**Stated problem**
Reproduce the records below exactly as given.

╔══

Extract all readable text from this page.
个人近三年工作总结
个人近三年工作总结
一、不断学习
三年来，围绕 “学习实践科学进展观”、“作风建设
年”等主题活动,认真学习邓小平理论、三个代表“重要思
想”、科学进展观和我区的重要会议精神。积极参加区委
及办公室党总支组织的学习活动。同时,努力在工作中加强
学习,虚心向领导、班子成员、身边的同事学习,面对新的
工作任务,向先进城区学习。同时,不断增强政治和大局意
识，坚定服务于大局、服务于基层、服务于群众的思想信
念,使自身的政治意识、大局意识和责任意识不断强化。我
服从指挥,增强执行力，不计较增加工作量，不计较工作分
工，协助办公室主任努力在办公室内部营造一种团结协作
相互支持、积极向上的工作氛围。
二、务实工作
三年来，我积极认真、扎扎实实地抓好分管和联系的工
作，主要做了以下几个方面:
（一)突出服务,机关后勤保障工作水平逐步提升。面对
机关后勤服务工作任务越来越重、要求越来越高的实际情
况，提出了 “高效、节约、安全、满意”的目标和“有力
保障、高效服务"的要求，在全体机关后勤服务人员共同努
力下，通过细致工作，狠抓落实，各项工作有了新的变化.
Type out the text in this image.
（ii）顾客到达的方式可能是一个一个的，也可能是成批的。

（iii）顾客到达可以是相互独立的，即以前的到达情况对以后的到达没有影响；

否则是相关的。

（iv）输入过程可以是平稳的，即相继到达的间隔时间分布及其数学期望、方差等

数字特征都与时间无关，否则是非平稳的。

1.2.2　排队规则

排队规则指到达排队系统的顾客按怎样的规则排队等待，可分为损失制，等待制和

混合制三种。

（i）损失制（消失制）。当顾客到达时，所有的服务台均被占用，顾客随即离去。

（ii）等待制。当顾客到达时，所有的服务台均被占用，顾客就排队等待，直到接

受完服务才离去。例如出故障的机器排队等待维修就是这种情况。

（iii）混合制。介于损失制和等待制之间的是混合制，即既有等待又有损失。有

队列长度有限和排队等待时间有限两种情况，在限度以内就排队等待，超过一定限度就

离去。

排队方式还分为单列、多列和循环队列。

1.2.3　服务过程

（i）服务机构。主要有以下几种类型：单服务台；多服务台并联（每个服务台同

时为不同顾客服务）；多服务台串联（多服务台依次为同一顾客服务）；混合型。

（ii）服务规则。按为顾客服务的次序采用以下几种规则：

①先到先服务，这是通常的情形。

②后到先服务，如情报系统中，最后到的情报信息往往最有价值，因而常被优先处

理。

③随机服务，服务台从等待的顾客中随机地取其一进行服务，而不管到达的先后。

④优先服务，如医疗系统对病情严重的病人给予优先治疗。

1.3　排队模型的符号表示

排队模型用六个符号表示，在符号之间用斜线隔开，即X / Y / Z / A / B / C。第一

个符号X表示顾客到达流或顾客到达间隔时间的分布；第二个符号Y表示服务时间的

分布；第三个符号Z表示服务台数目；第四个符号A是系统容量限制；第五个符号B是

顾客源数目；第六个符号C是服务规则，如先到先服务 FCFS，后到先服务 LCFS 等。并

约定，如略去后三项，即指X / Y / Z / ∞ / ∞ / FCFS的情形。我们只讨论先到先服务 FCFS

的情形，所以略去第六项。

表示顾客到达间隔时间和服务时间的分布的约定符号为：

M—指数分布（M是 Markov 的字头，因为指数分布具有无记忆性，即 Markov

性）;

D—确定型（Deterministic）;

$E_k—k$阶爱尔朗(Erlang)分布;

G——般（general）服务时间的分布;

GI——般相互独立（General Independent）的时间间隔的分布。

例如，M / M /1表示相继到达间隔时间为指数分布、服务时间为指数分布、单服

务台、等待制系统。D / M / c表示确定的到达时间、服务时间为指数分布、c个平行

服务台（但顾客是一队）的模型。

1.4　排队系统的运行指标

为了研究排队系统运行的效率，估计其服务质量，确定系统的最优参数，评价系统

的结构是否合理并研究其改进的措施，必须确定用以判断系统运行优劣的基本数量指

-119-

╚══

**Reply to the exercise**
Extract all readable text from this page.
个人近三年工作总结
个人近三年工作总结
一、不断学习
三年来，围绕 “学习实践科学进展观”、“作风建设
年”等主题活动,认真学习邓小平理论、三个代表“重要思
想”、科学进展观和我区的重要会议精神。积极参加区委
及办公室党总支组织的学习活动。同时,努力在工作中加强
学习,虚心向领导、班子成员、身边的同事学习,面对新的
工作任务,向先进城区学习。同时,不断增强政治和大局意
识，坚定服务于大局、服务于基层、服务于群众的思想信
念,使自身的政治意识、大局意识和责任意识不断强化。我
服从指挥,增强执行力，不计较增加工作量，不计较工作分
工，协助办公室主任努力在办公室内部营造一种团结协作
相互支持、积极向上的工作氛围。
二、务实工作
三年来，我积极认真、扎扎实实地抓好分管和联系的工
作，主要做了以下几个方面:
（一)突出服务,机关后勤保障工作水平逐步提升。面对
机关后勤服务工作任务越来越重、要求越来越高的实际情
况，提出了 “高效、节约、安全、满意”的目标和“有力
保障、高效服务"的要求，在全体机关后勤服务人员共同努
力下，通过细致工作，狠抓落实，各项工作有了新的变化.
Type out the text in this image.
（ii）顾客到达的方式可能是一个一个的，也可能是成批的。

（iii）顾客到达可以是相互独立的，即以前的到达情况对以后的到达没有影响；

否则是相关的。

（iv）输入过程可以是平稳的，即相继到达的间隔时间分布及其数学期望、方差等

数字特征都与时间无关，否则是非平稳的。

1.2.2　排队规则

排队规则指到达排队系统的顾客按怎样的规则排队等待，可分为损失制，等待制和

混合制三种。

（i）损失制（消失制）。当顾客到达时，所有的服务台均被占用，顾客随即离去。

（ii）等待制。当顾客到达时，所有的服务台均被占用，顾客就排队等待，直到接

受完服务才离去。例如出故障的机器排队等待维修就是这种情况。

（iii）混合制。介于损失制和等待制之间的是混合制，即既有等待又有损失。有

队列长度有限和排队等待时间有限两种情况，在限度以内就排队等待，超过一定限度就

离去。

排队方式还分为单列、多列和循环队列。

1.2.3　服务过程

（i）服务机构。主要有以下几种类型：单服务台；多服务台并联（每个服务台同

时为不同顾客服务）；多服务台串联（多服务台依次为同一顾客服务）；混合型。

（ii）服务规则。按为顾客服务的次序采用以下几种规则：

①先到先服务，这是通常的情形。

②后到先服务，如情报系统中，最后到的情报信息往往最有价值，因而常被优先处

理。

③随机服务，服务台从等待的顾客中随机地取其一进行服务，而不管到达的先后。

④优先服务，如医疗系统对病情严重的病人给予优先治疗。

1.3　排队模型的符号表示

排队模型用六个符号表示，在符号之间用斜线隔开，即X / Y / Z / A / B / C。第一

个符号X表示顾客到达流或顾客到达间隔时间的分布；第二个符号Y表示服务时间的

分布；第三个符号Z表示服务台数目；第四个符号A是系统容量限制；第五个符号B是

顾客源数目；第六个符号C是服务规则，如先到先服务 FCFS，后到先服务 LCFS 等。并

约定，如略去后三项，即指X / Y / Z / ∞ / ∞ / FCFS的情形。我们只讨论先到先服务 FCFS

的情形，所以略去第六项。

表示顾客到达间隔时间和服务时间的分布的约定符号为：

M—指数分布（M是 Markov 的字头，因为指数分布具有无记忆性，即 Markov

性）;

D—确定型（Deterministic）;

$E_k—k$阶爱尔朗(Erlang)分布;

G——般（general）服务时间的分布;

GI——般相互独立（General Independent）的时间间隔的分布。

例如，M / M /1表示相继到达间隔时间为指数分布、服务时间为指数分布、单服

务台、等待制系统。D / M / c表示确定的到达时间、服务时间为指数分布、c个平行

服务台（但顾客是一队）的模型。

1.4　排队系统的运行指标

为了研究排队系统运行的效率，估计其服务质量，确定系统的最优参数，评价系统

的结构是否合理并研究其改进的措施，必须确定用以判断系统运行优劣的基本数量指

-119-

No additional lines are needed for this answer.